## TASK
The records that follow must be reproduced in full, exactly as written.

Dataset entries on figures
+--

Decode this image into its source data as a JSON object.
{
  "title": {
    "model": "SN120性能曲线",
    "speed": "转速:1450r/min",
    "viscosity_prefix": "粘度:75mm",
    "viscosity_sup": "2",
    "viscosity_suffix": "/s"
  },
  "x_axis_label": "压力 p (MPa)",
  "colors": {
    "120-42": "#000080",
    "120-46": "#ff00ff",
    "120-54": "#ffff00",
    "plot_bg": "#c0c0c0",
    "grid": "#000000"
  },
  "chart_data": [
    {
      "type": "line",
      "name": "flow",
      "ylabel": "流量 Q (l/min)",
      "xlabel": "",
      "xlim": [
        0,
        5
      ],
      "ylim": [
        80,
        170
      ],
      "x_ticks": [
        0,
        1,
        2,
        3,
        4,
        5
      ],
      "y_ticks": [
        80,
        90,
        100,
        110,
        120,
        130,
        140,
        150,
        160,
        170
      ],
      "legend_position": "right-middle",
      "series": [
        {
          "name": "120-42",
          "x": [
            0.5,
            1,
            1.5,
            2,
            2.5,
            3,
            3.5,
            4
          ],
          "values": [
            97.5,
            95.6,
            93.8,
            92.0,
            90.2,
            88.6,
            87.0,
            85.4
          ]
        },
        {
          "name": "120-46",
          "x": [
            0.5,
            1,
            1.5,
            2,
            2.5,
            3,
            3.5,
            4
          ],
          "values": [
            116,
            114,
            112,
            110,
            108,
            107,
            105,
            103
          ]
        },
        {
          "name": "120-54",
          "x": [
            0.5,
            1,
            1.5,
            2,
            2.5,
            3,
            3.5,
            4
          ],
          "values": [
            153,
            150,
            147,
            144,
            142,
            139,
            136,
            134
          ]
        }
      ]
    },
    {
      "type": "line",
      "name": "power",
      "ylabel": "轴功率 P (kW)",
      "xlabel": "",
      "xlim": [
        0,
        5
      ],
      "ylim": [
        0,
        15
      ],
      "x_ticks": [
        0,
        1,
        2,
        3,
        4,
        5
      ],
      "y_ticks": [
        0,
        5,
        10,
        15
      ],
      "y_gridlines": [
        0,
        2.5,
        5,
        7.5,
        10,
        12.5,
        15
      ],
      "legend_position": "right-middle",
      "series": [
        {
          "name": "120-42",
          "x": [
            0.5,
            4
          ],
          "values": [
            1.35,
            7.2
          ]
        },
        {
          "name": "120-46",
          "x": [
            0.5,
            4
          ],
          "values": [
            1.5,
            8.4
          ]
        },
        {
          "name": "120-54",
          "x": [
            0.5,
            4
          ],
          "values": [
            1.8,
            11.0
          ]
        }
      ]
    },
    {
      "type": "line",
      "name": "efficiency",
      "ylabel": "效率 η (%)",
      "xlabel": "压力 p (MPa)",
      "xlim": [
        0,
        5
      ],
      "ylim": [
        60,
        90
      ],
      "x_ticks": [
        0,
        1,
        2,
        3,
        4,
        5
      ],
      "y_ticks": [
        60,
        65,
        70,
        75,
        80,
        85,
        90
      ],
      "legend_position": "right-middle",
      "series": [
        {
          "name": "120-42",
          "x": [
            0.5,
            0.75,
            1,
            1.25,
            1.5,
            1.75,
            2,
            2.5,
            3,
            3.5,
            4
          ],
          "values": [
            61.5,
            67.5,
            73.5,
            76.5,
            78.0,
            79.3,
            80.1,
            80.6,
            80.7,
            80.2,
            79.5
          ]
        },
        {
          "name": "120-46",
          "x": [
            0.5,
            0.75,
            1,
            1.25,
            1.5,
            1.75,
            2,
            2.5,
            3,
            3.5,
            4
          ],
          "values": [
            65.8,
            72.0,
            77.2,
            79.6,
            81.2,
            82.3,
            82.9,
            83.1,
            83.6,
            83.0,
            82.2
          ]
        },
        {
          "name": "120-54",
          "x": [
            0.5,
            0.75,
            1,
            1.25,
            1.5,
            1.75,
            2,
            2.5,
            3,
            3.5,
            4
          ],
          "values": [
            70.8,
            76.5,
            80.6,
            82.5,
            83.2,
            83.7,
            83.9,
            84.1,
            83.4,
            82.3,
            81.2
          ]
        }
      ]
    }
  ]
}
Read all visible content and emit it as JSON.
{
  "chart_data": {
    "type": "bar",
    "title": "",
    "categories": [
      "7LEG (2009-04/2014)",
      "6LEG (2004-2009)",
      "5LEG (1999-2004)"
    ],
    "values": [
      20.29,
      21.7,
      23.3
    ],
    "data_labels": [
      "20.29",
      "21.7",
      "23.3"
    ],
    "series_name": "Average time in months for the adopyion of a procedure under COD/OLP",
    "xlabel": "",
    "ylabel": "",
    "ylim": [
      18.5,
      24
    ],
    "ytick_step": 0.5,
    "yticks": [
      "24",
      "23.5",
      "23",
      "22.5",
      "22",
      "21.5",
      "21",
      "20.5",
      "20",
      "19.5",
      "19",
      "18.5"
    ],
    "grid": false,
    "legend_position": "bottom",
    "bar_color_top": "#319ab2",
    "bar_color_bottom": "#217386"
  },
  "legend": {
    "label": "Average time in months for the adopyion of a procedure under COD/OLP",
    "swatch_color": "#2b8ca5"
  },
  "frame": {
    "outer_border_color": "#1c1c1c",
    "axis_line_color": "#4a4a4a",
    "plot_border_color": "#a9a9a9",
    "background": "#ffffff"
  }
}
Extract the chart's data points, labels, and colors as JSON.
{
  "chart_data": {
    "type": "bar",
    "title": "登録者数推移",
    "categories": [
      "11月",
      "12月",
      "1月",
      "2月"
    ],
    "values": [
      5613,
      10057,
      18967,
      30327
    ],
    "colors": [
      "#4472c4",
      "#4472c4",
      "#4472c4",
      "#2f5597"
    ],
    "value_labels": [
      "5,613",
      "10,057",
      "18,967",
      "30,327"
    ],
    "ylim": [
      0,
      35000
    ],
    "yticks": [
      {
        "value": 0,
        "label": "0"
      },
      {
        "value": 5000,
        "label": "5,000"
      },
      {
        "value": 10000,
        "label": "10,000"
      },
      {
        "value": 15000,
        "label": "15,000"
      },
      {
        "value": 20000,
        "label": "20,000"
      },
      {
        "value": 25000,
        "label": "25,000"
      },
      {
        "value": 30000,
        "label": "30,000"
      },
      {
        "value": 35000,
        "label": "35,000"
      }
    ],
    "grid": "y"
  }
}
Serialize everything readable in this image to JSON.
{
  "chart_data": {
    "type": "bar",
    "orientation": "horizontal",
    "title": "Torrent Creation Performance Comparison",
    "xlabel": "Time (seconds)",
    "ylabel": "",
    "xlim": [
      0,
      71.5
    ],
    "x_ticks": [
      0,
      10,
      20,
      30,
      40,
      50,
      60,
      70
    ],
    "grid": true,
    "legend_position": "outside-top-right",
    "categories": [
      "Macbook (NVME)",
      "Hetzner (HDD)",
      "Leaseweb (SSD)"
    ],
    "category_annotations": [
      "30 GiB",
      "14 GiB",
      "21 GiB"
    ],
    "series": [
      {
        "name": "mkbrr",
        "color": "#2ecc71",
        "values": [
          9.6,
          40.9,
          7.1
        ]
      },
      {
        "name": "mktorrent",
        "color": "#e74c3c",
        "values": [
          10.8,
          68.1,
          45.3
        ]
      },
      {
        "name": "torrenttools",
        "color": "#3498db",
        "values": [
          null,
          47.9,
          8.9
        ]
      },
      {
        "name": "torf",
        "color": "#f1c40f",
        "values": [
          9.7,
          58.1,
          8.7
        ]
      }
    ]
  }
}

+--

## RESULT BELOW
Decode this image into its source data as a JSON object.
{
  "title": {
    "model": "SN120性能曲线",
    "speed": "转速:1450r/min",
    "viscosity_prefix": "粘度:75mm",
    "viscosity_sup": "2",
    "viscosity_suffix": "/s"
  },
  "x_axis_label": "压力 p (MPa)",
  "colors": {
    "120-42": "#000080",
    "120-46": "#ff00ff",
    "120-54": "#ffff00",
    "plot_bg": "#c0c0c0",
    "grid": "#000000"
  },
  "chart_data": [
    {
      "type": "line",
      "name": "flow",
      "ylabel": "流量 Q (l/min)",
      "xlabel": "",
      "xlim": [
        0,
        5
      ],
      "ylim": [
        80,
        170
      ],
      "x_ticks": [
        0,
        1,
        2,
        3,
        4,
        5
      ],
      "y_ticks": [
        80,
        90,
        100,
        110,
        120,
        130,
        140,
        150,
        160,
        170
      ],
      "legend_position": "right-middle",
      "series": [
        {
          "name": "120-42",
          "x": [
            0.5,
            1,
            1.5,
            2,
            2.5,
            3,
            3.5,
            4
          ],
          "values": [
            97.5,
            95.6,
            93.8,
            92.0,
            90.2,
            88.6,
            87.0,
            85.4
          ]
        },
        {
          "name": "120-46",
          "x": [
            0.5,
            1,
            1.5,
            2,
            2.5,
            3,
            3.5,
            4
          ],
          "values": [
            116,
            114,
            112,
            110,
            108,
            107,
            105,
            103
          ]
        },
        {
          "name": "120-54",
          "x": [
            0.5,
            1,
            1.5,
            2,
            2.5,
            3,
            3.5,
            4
          ],
          "values": [
            153,
            150,
            147,
            144,
            142,
            139,
            136,
            134
          ]
        }
      ]
    },
    {
      "type": "line",
      "name": "power",
      "ylabel": "轴功率 P (kW)",
      "xlabel": "",
      "xlim": [
        0,
        5
      ],
      "ylim": [
        0,
        15
      ],
      "x_ticks": [
        0,
        1,
        2,
        3,
        4,
        5
      ],
      "y_ticks": [
        0,
        5,
        10,
        15
      ],
      "y_gridlines": [
        0,
        2.5,
        5,
        7.5,
        10,
        12.5,
        15
      ],
      "legend_position": "right-middle",
      "series": [
        {
          "name": "120-42",
          "x": [
            0.5,
            4
          ],
          "values": [
            1.35,
            7.2
          ]
        },
        {
          "name": "120-46",
          "x": [
            0.5,
            4
          ],
          "values": [
            1.5,
            8.4
          ]
        },
        {
          "name": "120-54",
          "x": [
            0.5,
            4
          ],
          "values": [
            1.8,
            11.0
          ]
        }
      ]
    },
    {
      "type": "line",
      "name": "efficiency",
      "ylabel": "效率 η (%)",
      "xlabel": "压力 p (MPa)",
      "xlim": [
        0,
        5
      ],
      "ylim": [
        60,
        90
      ],
      "x_ticks": [
        0,
        1,
        2,
        3,
        4,
        5
      ],
      "y_ticks": [
        60,
        65,
        70,
        75,
        80,
        85,
        90
      ],
      "legend_position": "right-middle",
      "series": [
        {
          "name": "120-42",
          "x": [
            0.5,
            0.75,
            1,
            1.25,
            1.5,
            1.75,
            2,
            2.5,
            3,
            3.5,
            4
          ],
          "values": [
            61.5,
            67.5,
            73.5,
            76.5,
            78.0,
            79.3,
            80.1,
            80.6,
            80.7,
            80.2,
            79.5
          ]
        },
        {
          "name": "120-46",
          "x": [
            0.5,
            0.75,
            1,
            1.25,
            1.5,
            1.75,
            2,
            2.5,
            3,
            3.5,
            4
          ],
          "values": [
            65.8,
            72.0,
            77.2,
            79.6,
            81.2,
            82.3,
            82.9,
            83.1,
            83.6,
            83.0,
            82.2
          ]
        },
        {
          "name": "120-54",
          "x": [
            0.5,
            0.75,
            1,
            1.25,
            1.5,
            1.75,
            2,
            2.5,
            3,
            3.5,
            4
          ],
          "values": [
            70.8,
            76.5,
            80.6,
            82.5,
            83.2,
            83.7,
            83.9,
            84.1,
            83.4,
            82.3,
            81.2
          ]
        }
      ]
    }
  ]
}
Read all visible content and emit it as JSON.
{
  "chart_data": {
    "type": "bar",
    "title": "",
    "categories": [
      "7LEG (2009-04/2014)",
      "6LEG (2004-2009)",
      "5LEG (1999-2004)"
    ],
    "values": [
      20.29,
      21.7,
      23.3
    ],
    "data_labels": [
      "20.29",
      "21.7",
      "23.3"
    ],
    "series_name": "Average time in months for the adopyion of a procedure under COD/OLP",
    "xlabel": "",
    "ylabel": "",
    "ylim": [
      18.5,
      24
    ],
    "ytick_step": 0.5,
    "yticks": [
      "24",
      "23.5",
      "23",
      "22.5",
      "22",
      "21.5",
      "21",
      "20.5",
      "20",
      "19.5",
      "19",
      "18.5"
    ],
    "grid": false,
    "legend_position": "bottom",
    "bar_color_top": "#319ab2",
    "bar_color_bottom": "#217386"
  },
  "legend": {
    "label": "Average time in months for the adopyion of a procedure under COD/OLP",
    "swatch_color": "#2b8ca5"
  },
  "frame": {
    "outer_border_color": "#1c1c1c",
    "axis_line_color": "#4a4a4a",
    "plot_border_color": "#a9a9a9",
    "background": "#ffffff"
  }
}
Extract the chart's data points, labels, and colors as JSON.
{
  "chart_data": {
    "type": "bar",
    "title": "登録者数推移",
    "categories": [
      "11月",
      "12月",
      "1月",
      "2月"
    ],
    "values": [
      5613,
      10057,
      18967,
      30327
    ],
    "colors": [
      "#4472c4",
      "#4472c4",
      "#4472c4",
      "#2f5597"
    ],
    "value_labels": [
      "5,613",
      "10,057",
      "18,967",
      "30,327"
    ],
    "ylim": [
      0,
      35000
    ],
    "yticks": [
      {
        "value": 0,
        "label": "0"
      },
      {
        "value": 5000,
        "label": "5,000"
      },
      {
        "value": 10000,
        "label": "10,000"
      },
      {
        "value": 15000,
        "label": "15,000"
      },
      {
        "value": 20000,
        "label": "20,000"
      },
      {
        "value": 25000,
        "label": "25,000"
      },
      {
        "value": 30000,
        "label": "30,000"
      },
      {
        "value": 35000,
        "label": "35,000"
      }
    ],
    "grid": "y"
  }
}
Serialize everything readable in this image to JSON.
{
  "chart_data": {
    "type": "bar",
    "orientation": "horizontal",
    "title": "Torrent Creation Performance Comparison",
    "xlabel": "Time (seconds)",
    "ylabel": "",
    "xlim": [
      0,
      71.5
    ],
    "x_ticks": [
      0,
      10,
      20,
      30,
      40,
      50,
      60,
      70
    ],
    "grid": true,
    "legend_position": "outside-top-right",
    "categories": [
      "Macbook (NVME)",
      "Hetzner (HDD)",
      "Leaseweb (SSD)"
    ],
    "category_annotations": [
      "30 GiB",
      "14 GiB",
      "21 GiB"
    ],
    "series": [
      {
        "name": "mkbrr",
        "color": "#2ecc71",
        "values": [
          9.6,
          40.9,
          7.1
        ]
      },
      {
        "name": "mktorrent",
        "color": "#e74c3c",
        "values": [
          10.8,
          68.1,
          45.3
        ]
      },
      {
        "name": "torrenttools",
        "color": "#3498db",
        "values": [
          null,
          47.9,
          8.9
        ]
      },
      {
        "name": "torf",
        "color": "#f1c40f",
        "values": [
          9.7,
          58.1,
          8.7
        ]
      }
    ]
  }
}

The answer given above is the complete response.